▶ _Data shown_:
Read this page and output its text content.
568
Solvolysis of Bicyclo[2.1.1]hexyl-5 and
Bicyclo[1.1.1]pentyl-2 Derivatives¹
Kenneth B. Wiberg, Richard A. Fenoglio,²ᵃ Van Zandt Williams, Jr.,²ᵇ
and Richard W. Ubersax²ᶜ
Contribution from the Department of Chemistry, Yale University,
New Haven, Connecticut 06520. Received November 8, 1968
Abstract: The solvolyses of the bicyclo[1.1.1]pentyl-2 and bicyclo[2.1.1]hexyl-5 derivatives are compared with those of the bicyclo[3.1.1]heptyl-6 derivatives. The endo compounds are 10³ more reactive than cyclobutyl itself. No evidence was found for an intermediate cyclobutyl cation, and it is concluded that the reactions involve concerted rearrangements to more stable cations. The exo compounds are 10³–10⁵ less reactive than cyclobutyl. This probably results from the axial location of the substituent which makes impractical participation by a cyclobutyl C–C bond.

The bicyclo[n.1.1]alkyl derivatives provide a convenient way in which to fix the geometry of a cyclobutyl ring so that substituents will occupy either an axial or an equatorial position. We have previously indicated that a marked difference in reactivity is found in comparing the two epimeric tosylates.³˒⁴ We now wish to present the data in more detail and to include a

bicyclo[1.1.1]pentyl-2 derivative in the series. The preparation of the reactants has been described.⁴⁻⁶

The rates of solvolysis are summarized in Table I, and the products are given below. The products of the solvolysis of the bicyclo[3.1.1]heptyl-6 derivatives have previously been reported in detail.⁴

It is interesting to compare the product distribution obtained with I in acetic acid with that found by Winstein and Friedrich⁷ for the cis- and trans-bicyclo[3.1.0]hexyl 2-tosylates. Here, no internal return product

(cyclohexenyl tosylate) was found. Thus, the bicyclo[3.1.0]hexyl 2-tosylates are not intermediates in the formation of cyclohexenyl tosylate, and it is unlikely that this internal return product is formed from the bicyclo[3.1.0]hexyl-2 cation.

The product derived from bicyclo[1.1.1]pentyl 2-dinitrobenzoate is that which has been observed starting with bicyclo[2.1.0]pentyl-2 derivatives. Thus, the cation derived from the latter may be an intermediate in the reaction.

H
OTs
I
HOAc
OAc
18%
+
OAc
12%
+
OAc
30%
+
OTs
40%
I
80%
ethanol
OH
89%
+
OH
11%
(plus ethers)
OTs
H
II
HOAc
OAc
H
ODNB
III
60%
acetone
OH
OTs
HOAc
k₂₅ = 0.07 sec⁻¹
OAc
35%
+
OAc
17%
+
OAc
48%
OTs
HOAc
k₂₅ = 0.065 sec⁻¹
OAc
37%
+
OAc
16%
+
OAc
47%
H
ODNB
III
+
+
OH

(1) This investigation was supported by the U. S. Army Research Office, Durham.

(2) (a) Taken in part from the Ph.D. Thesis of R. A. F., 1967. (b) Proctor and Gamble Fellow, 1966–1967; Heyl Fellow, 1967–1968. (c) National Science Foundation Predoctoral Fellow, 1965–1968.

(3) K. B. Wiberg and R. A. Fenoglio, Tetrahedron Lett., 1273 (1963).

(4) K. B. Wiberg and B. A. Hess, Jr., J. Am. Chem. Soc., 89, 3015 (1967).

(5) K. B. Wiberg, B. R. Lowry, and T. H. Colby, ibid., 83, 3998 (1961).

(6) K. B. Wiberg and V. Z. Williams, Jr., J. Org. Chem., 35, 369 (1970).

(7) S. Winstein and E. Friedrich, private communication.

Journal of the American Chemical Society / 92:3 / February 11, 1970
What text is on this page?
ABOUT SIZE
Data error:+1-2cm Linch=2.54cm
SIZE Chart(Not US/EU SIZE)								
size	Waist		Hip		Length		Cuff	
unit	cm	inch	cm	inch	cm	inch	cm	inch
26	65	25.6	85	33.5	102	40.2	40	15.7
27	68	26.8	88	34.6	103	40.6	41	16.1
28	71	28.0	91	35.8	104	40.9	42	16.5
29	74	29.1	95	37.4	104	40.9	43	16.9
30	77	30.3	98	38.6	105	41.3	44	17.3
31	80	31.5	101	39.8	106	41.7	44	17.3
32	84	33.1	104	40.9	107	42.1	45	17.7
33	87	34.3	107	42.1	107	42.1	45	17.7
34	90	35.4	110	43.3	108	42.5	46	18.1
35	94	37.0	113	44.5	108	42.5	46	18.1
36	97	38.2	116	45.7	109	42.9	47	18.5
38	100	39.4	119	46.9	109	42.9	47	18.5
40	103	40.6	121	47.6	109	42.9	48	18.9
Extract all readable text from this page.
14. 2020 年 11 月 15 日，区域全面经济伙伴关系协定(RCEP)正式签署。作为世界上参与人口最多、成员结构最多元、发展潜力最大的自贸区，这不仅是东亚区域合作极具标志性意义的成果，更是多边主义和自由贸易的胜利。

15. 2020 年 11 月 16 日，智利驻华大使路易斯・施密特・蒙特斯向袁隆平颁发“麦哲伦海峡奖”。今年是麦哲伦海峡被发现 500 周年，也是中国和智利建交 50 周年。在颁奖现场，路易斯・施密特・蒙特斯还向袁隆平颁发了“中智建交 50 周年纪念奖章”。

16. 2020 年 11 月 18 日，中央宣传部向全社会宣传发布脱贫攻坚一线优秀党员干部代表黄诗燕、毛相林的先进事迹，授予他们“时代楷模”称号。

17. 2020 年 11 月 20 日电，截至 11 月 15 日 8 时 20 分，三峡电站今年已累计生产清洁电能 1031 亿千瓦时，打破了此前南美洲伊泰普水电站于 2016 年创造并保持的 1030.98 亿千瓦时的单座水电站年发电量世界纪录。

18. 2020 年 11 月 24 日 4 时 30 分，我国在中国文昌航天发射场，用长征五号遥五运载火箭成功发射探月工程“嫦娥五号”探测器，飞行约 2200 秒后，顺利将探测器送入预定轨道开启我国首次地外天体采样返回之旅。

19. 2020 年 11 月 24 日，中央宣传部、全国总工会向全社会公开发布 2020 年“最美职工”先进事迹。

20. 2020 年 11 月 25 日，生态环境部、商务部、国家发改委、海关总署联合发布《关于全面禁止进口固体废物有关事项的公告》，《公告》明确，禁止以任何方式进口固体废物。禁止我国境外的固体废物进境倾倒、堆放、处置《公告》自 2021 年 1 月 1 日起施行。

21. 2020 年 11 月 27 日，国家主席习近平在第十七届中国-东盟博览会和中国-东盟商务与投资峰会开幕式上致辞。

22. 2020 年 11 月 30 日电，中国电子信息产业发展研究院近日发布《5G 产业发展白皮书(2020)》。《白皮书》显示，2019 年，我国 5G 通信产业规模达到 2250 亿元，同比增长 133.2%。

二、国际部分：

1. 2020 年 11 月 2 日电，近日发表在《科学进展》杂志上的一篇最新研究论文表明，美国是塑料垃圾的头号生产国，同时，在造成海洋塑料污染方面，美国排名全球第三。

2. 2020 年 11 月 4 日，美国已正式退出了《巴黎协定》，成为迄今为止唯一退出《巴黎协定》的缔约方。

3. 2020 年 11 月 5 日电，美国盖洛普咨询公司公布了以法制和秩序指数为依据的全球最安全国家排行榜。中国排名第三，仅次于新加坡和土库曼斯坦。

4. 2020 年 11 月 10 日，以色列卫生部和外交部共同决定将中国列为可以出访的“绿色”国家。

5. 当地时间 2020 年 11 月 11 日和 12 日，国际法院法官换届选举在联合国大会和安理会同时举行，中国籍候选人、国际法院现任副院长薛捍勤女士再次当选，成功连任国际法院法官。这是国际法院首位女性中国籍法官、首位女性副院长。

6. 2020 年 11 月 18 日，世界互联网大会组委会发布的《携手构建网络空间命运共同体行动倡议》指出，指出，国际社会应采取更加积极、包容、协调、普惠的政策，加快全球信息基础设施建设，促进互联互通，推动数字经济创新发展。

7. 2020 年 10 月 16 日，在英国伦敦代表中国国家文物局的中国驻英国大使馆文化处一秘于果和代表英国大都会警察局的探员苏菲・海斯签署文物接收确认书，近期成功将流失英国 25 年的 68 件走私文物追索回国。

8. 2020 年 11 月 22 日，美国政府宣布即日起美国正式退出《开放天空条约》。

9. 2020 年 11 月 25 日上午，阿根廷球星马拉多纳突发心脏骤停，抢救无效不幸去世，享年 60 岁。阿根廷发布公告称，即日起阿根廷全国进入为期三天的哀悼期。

▶ _Your goal_:
Only those lines running from the one containing "Extract all readable text from this page." through the last line of the data above are to be copied, exactly, with both ends included.

▶ _Answer for the task_:
Extract all readable text from this page.
14. 2020 年 11 月 15 日，区域全面经济伙伴关系协定(RCEP)正式签署。作为世界上参与人口最多、成员结构最多元、发展潜力最大的自贸区，这不仅是东亚区域合作极具标志性意义的成果，更是多边主义和自由贸易的胜利。

15. 2020 年 11 月 16 日，智利驻华大使路易斯・施密特・蒙特斯向袁隆平颁发“麦哲伦海峡奖”。今年是麦哲伦海峡被发现 500 周年，也是中国和智利建交 50 周年。在颁奖现场，路易斯・施密特・蒙特斯还向袁隆平颁发了“中智建交 50 周年纪念奖章”。

16. 2020 年 11 月 18 日，中央宣传部向全社会宣传发布脱贫攻坚一线优秀党员干部代表黄诗燕、毛相林的先进事迹，授予他们“时代楷模”称号。

17. 2020 年 11 月 20 日电，截至 11 月 15 日 8 时 20 分，三峡电站今年已累计生产清洁电能 1031 亿千瓦时，打破了此前南美洲伊泰普水电站于 2016 年创造并保持的 1030.98 亿千瓦时的单座水电站年发电量世界纪录。

18. 2020 年 11 月 24 日 4 时 30 分，我国在中国文昌航天发射场，用长征五号遥五运载火箭成功发射探月工程“嫦娥五号”探测器，飞行约 2200 秒后，顺利将探测器送入预定轨道开启我国首次地外天体采样返回之旅。

19. 2020 年 11 月 24 日，中央宣传部、全国总工会向全社会公开发布 2020 年“最美职工”先进事迹。

20. 2020 年 11 月 25 日，生态环境部、商务部、国家发改委、海关总署联合发布《关于全面禁止进口固体废物有关事项的公告》，《公告》明确，禁止以任何方式进口固体废物。禁止我国境外的固体废物进境倾倒、堆放、处置《公告》自 2021 年 1 月 1 日起施行。

21. 2020 年 11 月 27 日，国家主席习近平在第十七届中国-东盟博览会和中国-东盟商务与投资峰会开幕式上致辞。

22. 2020 年 11 月 30 日电，中国电子信息产业发展研究院近日发布《5G 产业发展白皮书(2020)》。《白皮书》显示，2019 年，我国 5G 通信产业规模达到 2250 亿元，同比增长 133.2%。

二、国际部分：

1. 2020 年 11 月 2 日电，近日发表在《科学进展》杂志上的一篇最新研究论文表明，美国是塑料垃圾的头号生产国，同时，在造成海洋塑料污染方面，美国排名全球第三。

2. 2020 年 11 月 4 日，美国已正式退出了《巴黎协定》，成为迄今为止唯一退出《巴黎协定》的缔约方。

3. 2020 年 11 月 5 日电，美国盖洛普咨询公司公布了以法制和秩序指数为依据的全球最安全国家排行榜。中国排名第三，仅次于新加坡和土库曼斯坦。

4. 2020 年 11 月 10 日，以色列卫生部和外交部共同决定将中国列为可以出访的“绿色”国家。

5. 当地时间 2020 年 11 月 11 日和 12 日，国际法院法官换届选举在联合国大会和安理会同时举行，中国籍候选人、国际法院现任副院长薛捍勤女士再次当选，成功连任国际法院法官。这是国际法院首位女性中国籍法官、首位女性副院长。

6. 2020 年 11 月 18 日，世界互联网大会组委会发布的《携手构建网络空间命运共同体行动倡议》指出，指出，国际社会应采取更加积极、包容、协调、普惠的政策，加快全球信息基础设施建设，促进互联互通，推动数字经济创新发展。

7. 2020 年 10 月 16 日，在英国伦敦代表中国国家文物局的中国驻英国大使馆文化处一秘于果和代表英国大都会警察局的探员苏菲・海斯签署文物接收确认书，近期成功将流失英国 25 年的 68 件走私文物追索回国。

8. 2020 年 11 月 22 日，美国政府宣布即日起美国正式退出《开放天空条约》。

9. 2020 年 11 月 25 日上午，阿根廷球星马拉多纳突发心脏骤停，抢救无效不幸去世，享年 60 岁。阿根廷发布公告称，即日起阿根廷全国进入为期三天的哀悼期。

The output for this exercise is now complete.